▶ _WHAT THE EXERCISE ASKS_
Count every line where "alle" shows up, and give that number only.

[start]

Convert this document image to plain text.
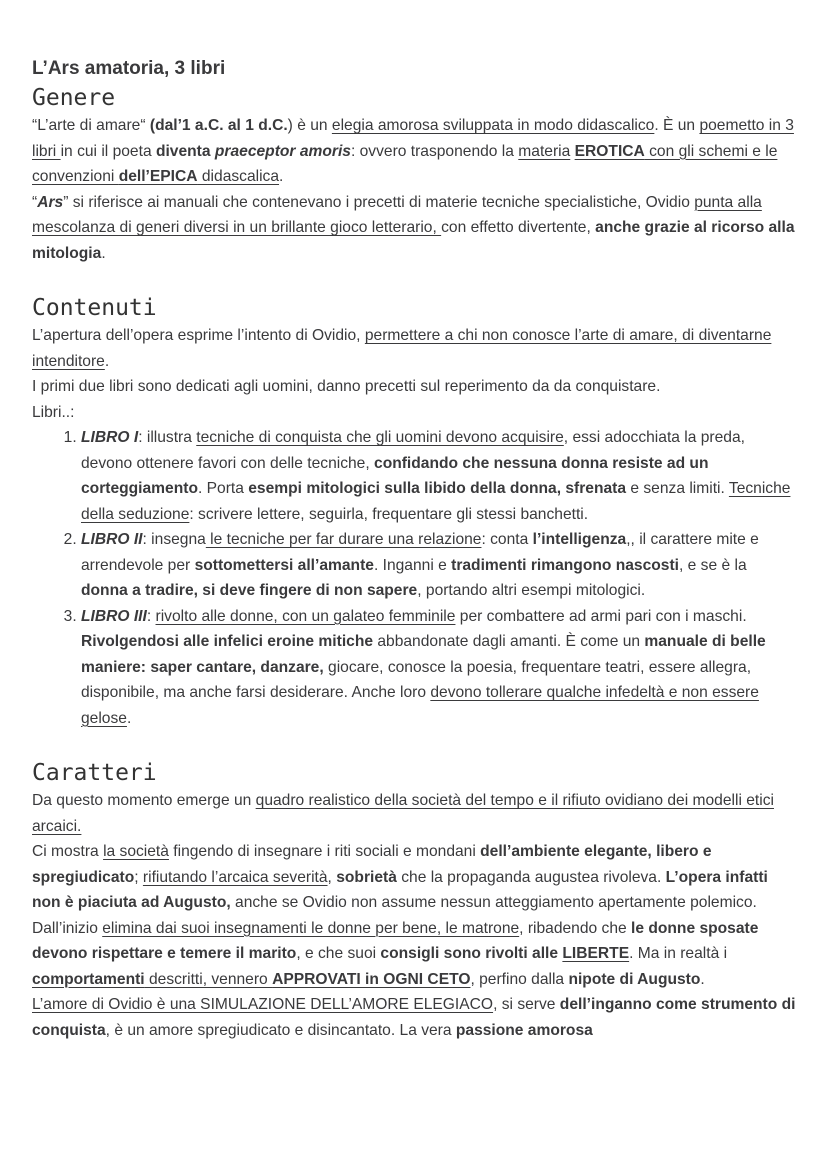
L’Ars amatoria, 3 libri
Genere

“L’arte di amare“ (dal’1 a.C. al 1 d.C.) è un elegia amorosa sviluppata in modo didascalico. È un poemetto in 3 libri in cui il poeta diventa praeceptor amoris: ovvero trasponendo la materia EROTICA con gli schemi e le convenzioni dell’EPICA didascalica.

“Ars” si riferisce ai manuali che contenevano i precetti di materie tecniche specialistiche, Ovidio punta alla mescolanza di generi diversi in un brillante gioco letterario, con effetto divertente, anche grazie al ricorso alla mitologia.

Contenuti

L’apertura dell’opera esprime l’intento di Ovidio, permettere a chi non conosce l’arte di amare, di diventarne intenditore.

I primi due libri sono dedicati agli uomini, danno precetti sul reperimento da da conquistare.

Libri..:

1. LIBRO I: illustra tecniche di conquista che gli uomini devono acquisire, essi adocchiata la preda, devono ottenere favori con delle tecniche, confidando che nessuna donna resiste ad un corteggiamento. Porta esempi mitologici sulla libido della donna, sfrenata e senza limiti. Tecniche della seduzione: scrivere lettere, seguirla, frequentare gli stessi banchetti.
2. LIBRO II: insegna le tecniche per far durare una relazione: conta l’intelligenza,, il carattere mite e arrendevole per sottomettersi all’amante. Inganni e tradimenti rimangono nascosti, e se è la donna a tradire, si deve fingere di non sapere, portando altri esempi mitologici.
3. LIBRO III: rivolto alle donne, con un galateo femminile per combattere ad armi pari con i maschi. Rivolgendosi alle infelici eroine mitiche abbandonate dagli amanti. È come un manuale di belle maniere: saper cantare, danzare, giocare, conosce la poesia, frequentare teatri, essere allegra, disponibile, ma anche farsi desiderare. Anche loro devono tollerare qualche infedeltà e non essere gelose.
Caratteri

Da questo momento emerge un quadro realistico della società del tempo e il rifiuto ovidiano dei modelli etici arcaici.

Ci mostra la società fingendo di insegnare i riti sociali e mondani dell’ambiente elegante, libero e spregiudicato; rifiutando l’arcaica severità, sobrietà che la propaganda augustea rivoleva. L’opera infatti non è piaciuta ad Augusto, anche se Ovidio non assume nessun atteggiamento apertamente polemico. Dall’inizio elimina dai suoi insegnamenti le donne per bene, le matrone, ribadendo che le donne sposate devono rispettare e temere il marito, e che suoi consigli sono rivolti alle LIBERTE. Ma in realtà i comportamenti descritti, vennero APPROVATI in OGNI CETO, perfino dalla nipote di Augusto.

L’amore di Ovidio è una SIMULAZIONE DELL’AMORE ELEGIACO, si serve dell’inganno come strumento di conquista, è un amore spregiudicato e disincantato. La vera passione amorosa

[end]

▶ _ANSWER TO THIS EXERCISE_
2